### Objective
Copy out all the data, word for word.

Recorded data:
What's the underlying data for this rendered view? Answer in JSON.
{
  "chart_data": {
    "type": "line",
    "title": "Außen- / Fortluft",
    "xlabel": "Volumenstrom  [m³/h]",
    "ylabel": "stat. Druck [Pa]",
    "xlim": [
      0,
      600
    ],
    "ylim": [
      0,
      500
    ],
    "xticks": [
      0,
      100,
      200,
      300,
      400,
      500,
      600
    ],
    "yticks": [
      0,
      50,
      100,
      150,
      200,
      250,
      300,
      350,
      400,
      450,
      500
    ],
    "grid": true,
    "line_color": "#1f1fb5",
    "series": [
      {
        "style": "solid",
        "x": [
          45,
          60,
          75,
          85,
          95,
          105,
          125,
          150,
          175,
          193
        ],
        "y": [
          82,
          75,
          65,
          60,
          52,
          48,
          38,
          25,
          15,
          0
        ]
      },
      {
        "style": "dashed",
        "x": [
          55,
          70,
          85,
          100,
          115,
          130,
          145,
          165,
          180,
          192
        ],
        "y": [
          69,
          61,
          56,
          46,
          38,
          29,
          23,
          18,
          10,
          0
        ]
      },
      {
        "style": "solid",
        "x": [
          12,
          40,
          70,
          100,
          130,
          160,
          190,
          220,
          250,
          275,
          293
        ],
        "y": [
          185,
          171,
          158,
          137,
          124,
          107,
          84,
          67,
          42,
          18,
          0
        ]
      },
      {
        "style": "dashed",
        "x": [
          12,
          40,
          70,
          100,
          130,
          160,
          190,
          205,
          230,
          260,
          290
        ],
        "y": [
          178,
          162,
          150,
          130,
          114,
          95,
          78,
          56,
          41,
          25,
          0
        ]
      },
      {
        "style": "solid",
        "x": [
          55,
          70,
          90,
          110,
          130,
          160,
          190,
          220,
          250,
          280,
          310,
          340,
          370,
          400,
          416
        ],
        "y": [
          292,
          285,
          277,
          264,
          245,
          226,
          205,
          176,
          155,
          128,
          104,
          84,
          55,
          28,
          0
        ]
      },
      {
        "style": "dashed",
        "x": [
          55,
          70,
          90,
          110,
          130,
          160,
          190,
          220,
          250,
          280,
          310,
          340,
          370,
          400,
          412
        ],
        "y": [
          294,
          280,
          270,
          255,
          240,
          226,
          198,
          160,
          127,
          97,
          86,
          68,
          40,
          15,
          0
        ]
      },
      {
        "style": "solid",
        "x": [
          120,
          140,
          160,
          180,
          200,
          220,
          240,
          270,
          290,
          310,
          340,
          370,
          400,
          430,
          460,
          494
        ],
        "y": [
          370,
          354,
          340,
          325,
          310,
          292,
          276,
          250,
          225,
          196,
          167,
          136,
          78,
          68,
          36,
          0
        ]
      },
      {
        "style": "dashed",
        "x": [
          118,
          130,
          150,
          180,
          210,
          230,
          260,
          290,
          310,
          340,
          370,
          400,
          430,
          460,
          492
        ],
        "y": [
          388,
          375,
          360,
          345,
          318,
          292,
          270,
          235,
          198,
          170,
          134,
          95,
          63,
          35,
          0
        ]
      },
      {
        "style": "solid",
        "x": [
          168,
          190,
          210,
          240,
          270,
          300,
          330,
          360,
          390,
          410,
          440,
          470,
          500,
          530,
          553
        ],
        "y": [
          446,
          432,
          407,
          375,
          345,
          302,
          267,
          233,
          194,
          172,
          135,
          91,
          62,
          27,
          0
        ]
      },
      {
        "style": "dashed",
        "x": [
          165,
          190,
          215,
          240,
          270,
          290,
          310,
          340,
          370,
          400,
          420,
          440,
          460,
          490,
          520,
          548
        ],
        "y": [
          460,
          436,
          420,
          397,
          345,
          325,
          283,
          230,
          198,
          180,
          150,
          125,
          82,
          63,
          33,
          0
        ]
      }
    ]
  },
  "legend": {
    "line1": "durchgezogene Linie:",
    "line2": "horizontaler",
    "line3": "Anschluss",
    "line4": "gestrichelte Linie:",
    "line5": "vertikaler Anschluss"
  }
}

### Answer for this exercise
What's the underlying data for this rendered view? Answer in JSON.
{
  "chart_data": {
    "type": "line",
    "title": "Außen- / Fortluft",
    "xlabel": "Volumenstrom  [m³/h]",
    "ylabel": "stat. Druck [Pa]",
    "xlim": [
      0,
      600
    ],
    "ylim": [
      0,
      500
    ],
    "xticks": [
      0,
      100,
      200,
      300,
      400,
      500,
      600
    ],
    "yticks": [
      0,
      50,
      100,
      150,
      200,
      250,
      300,
      350,
      400,
      450,
      500
    ],
    "grid": true,
    "line_color": "#1f1fb5",
    "series": [
      {
        "style": "solid",
        "x": [
          45,
          60,
          75,
          85,
          95,
          105,
          125,
          150,
          175,
          193
        ],
        "y": [
          82,
          75,
          65,
          60,
          52,
          48,
          38,
          25,
          15,
          0
        ]
      },
      {
        "style": "dashed",
        "x": [
          55,
          70,
          85,
          100,
          115,
          130,
          145,
          165,
          180,
          192
        ],
        "y": [
          69,
          61,
          56,
          46,
          38,
          29,
          23,
          18,
          10,
          0
        ]
      },
      {
        "style": "solid",
        "x": [
          12,
          40,
          70,
          100,
          130,
          160,
          190,
          220,
          250,
          275,
          293
        ],
        "y": [
          185,
          171,
          158,
          137,
          124,
          107,
          84,
          67,
          42,
          18,
          0
        ]
      },
      {
        "style": "dashed",
        "x": [
          12,
          40,
          70,
          100,
          130,
          160,
          190,
          205,
          230,
          260,
          290
        ],
        "y": [
          178,
          162,
          150,
          130,
          114,
          95,
          78,
          56,
          41,
          25,
          0
        ]
      },
      {
        "style": "solid",
        "x": [
          55,
          70,
          90,
          110,
          130,
          160,
          190,
          220,
          250,
          280,
          310,
          340,
          370,
          400,
          416
        ],
        "y": [
          292,
          285,
          277,
          264,
          245,
          226,
          205,
          176,
          155,
          128,
          104,
          84,
          55,
          28,
          0
        ]
      },
      {
        "style": "dashed",
        "x": [
          55,
          70,
          90,
          110,
          130,
          160,
          190,
          220,
          250,
          280,
          310,
          340,
          370,
          400,
          412
        ],
        "y": [
          294,
          280,
          270,
          255,
          240,
          226,
          198,
          160,
          127,
          97,
          86,
          68,
          40,
          15,
          0
        ]
      },
      {
        "style": "solid",
        "x": [
          120,
          140,
          160,
          180,
          200,
          220,
          240,
          270,
          290,
          310,
          340,
          370,
          400,
          430,
          460,
          494
        ],
        "y": [
          370,
          354,
          340,
          325,
          310,
          292,
          276,
          250,
          225,
          196,
          167,
          136,
          78,
          68,
          36,
          0
        ]
      },
      {
        "style": "dashed",
        "x": [
          118,
          130,
          150,
          180,
          210,
          230,
          260,
          290,
          310,
          340,
          370,
          400,
          430,
          460,
          492
        ],
        "y": [
          388,
          375,
          360,
          345,
          318,
          292,
          270,
          235,
          198,
          170,
          134,
          95,
          63,
          35,
          0
        ]
      },
      {
        "style": "solid",
        "x": [
          168,
          190,
          210,
          240,
          270,
          300,
          330,
          360,
          390,
          410,
          440,
          470,
          500,
          530,
          553
        ],
        "y": [
          446,
          432,
          407,
          375,
          345,
          302,
          267,
          233,
          194,
          172,
          135,
          91,
          62,
          27,
          0
        ]
      },
      {
        "style": "dashed",
        "x": [
          165,
          190,
          215,
          240,
          270,
          290,
          310,
          340,
          370,
          400,
          420,
          440,
          460,
          490,
          520,
          548
        ],
        "y": [
          460,
          436,
          420,
          397,
          345,
          325,
          283,
          230,
          198,
          180,
          150,
          125,
          82,
          63,
          33,
          0
        ]
      }
    ]
  },
  "legend": {
    "line1": "durchgezogene Linie:",
    "line2": "horizontaler",
    "line3": "Anschluss",
    "line4": "gestrichelte Linie:",
    "line5": "vertikaler Anschluss"
  }
}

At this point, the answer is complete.